## WHAT THIS TASK INVOLVES
Within the listing below, locate all lines containing the word "企业档案的查阅". Copy each one.

## Records excerpted from a collection
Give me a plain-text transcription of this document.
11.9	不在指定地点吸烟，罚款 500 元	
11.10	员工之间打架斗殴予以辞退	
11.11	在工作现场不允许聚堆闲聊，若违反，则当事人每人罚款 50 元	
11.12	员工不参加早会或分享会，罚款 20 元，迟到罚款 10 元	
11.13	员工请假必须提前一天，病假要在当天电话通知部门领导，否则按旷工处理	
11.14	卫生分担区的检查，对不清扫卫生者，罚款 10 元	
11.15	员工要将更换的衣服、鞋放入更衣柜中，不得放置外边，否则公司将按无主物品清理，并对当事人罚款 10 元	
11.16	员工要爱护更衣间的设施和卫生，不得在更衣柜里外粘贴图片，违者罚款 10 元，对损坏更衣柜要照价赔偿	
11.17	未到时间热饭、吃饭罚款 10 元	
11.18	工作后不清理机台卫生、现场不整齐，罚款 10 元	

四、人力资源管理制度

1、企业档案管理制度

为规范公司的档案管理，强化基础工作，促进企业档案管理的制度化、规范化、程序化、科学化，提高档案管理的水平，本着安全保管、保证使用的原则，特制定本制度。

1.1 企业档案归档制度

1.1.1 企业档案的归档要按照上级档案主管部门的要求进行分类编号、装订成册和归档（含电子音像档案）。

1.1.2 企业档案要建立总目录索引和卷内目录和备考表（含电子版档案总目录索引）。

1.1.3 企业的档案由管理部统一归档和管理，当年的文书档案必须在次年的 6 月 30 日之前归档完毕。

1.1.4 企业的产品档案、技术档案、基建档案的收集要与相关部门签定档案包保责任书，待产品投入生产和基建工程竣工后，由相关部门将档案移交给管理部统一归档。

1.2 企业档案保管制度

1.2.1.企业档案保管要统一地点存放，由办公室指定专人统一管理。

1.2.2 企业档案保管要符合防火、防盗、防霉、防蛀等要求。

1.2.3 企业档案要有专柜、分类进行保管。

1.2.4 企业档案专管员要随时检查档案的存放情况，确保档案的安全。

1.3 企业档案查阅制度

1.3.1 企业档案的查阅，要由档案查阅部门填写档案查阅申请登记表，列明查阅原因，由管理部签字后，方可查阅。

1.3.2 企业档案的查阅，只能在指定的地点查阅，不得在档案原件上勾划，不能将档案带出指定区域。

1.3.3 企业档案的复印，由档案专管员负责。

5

## RESULT OF THIS EXERCISE
1.3.1 企业档案的查阅，要由档案查阅部门填写档案查阅申请登记表，列明查阅原因，由管理部签字后，方可查阅。
1.3.2 企业档案的查阅，只能在指定的地点查阅，不得在档案原件上勾划，不能将档案带出指定区域。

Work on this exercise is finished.